DIRECTION -
Repeat the listing in full, preserving every character.

RECORDS FOR THIS EXERCISE -
• • • •

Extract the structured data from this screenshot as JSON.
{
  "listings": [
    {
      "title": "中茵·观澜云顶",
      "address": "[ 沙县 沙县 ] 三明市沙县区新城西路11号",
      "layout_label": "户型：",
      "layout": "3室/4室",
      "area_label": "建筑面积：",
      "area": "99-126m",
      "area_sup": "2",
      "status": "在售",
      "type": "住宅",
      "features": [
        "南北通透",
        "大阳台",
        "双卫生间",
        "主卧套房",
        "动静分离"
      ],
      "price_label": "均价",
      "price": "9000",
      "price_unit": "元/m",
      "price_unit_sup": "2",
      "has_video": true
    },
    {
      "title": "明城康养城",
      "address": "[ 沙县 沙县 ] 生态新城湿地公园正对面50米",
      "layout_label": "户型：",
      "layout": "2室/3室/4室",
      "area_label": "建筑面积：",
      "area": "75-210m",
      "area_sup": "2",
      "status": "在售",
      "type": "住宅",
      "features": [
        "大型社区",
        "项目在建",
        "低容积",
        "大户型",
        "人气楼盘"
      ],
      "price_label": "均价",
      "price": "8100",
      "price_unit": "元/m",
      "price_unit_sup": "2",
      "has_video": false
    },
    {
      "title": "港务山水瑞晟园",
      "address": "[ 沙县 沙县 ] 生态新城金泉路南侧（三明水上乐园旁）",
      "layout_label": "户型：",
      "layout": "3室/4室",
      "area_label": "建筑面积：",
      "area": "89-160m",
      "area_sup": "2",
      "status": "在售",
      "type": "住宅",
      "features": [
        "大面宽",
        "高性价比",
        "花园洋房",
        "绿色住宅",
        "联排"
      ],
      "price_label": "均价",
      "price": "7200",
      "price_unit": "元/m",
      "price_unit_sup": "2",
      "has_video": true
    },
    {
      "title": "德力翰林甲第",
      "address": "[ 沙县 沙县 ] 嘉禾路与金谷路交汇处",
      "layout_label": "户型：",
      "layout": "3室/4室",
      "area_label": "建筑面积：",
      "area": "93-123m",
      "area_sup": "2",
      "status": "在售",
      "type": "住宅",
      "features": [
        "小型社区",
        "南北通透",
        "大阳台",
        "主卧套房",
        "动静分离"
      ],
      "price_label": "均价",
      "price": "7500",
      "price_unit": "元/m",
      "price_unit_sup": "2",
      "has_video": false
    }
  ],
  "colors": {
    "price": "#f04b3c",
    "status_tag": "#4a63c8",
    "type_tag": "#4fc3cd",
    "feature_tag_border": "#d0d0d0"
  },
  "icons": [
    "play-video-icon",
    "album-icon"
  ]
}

• • • •

CORRECT OUTPUT -
Extract the structured data from this screenshot as JSON.
{
  "listings": [
    {
      "title": "中茵·观澜云顶",
      "address": "[ 沙县 沙县 ] 三明市沙县区新城西路11号",
      "layout_label": "户型：",
      "layout": "3室/4室",
      "area_label": "建筑面积：",
      "area": "99-126m",
      "area_sup": "2",
      "status": "在售",
      "type": "住宅",
      "features": [
        "南北通透",
        "大阳台",
        "双卫生间",
        "主卧套房",
        "动静分离"
      ],
      "price_label": "均价",
      "price": "9000",
      "price_unit": "元/m",
      "price_unit_sup": "2",
      "has_video": true
    },
    {
      "title": "明城康养城",
      "address": "[ 沙县 沙县 ] 生态新城湿地公园正对面50米",
      "layout_label": "户型：",
      "layout": "2室/3室/4室",
      "area_label": "建筑面积：",
      "area": "75-210m",
      "area_sup": "2",
      "status": "在售",
      "type": "住宅",
      "features": [
        "大型社区",
        "项目在建",
        "低容积",
        "大户型",
        "人气楼盘"
      ],
      "price_label": "均价",
      "price": "8100",
      "price_unit": "元/m",
      "price_unit_sup": "2",
      "has_video": false
    },
    {
      "title": "港务山水瑞晟园",
      "address": "[ 沙县 沙县 ] 生态新城金泉路南侧（三明水上乐园旁）",
      "layout_label": "户型：",
      "layout": "3室/4室",
      "area_label": "建筑面积：",
      "area": "89-160m",
      "area_sup": "2",
      "status": "在售",
      "type": "住宅",
      "features": [
        "大面宽",
        "高性价比",
        "花园洋房",
        "绿色住宅",
        "联排"
      ],
      "price_label": "均价",
      "price": "7200",
      "price_unit": "元/m",
      "price_unit_sup": "2",
      "has_video": true
    },
    {
      "title": "德力翰林甲第",
      "address": "[ 沙县 沙县 ] 嘉禾路与金谷路交汇处",
      "layout_label": "户型：",
      "layout": "3室/4室",
      "area_label": "建筑面积：",
      "area": "93-123m",
      "area_sup": "2",
      "status": "在售",
      "type": "住宅",
      "features": [
        "小型社区",
        "南北通透",
        "大阳台",
        "主卧套房",
        "动静分离"
      ],
      "price_label": "均价",
      "price": "7500",
      "price_unit": "元/m",
      "price_unit_sup": "2",
      "has_video": false
    }
  ],
  "colors": {
    "price": "#f04b3c",
    "status_tag": "#4a63c8",
    "type_tag": "#4fc3cd",
    "feature_tag_border": "#d0d0d0"
  },
  "icons": [
    "play-video-icon",
    "album-icon"
  ]
}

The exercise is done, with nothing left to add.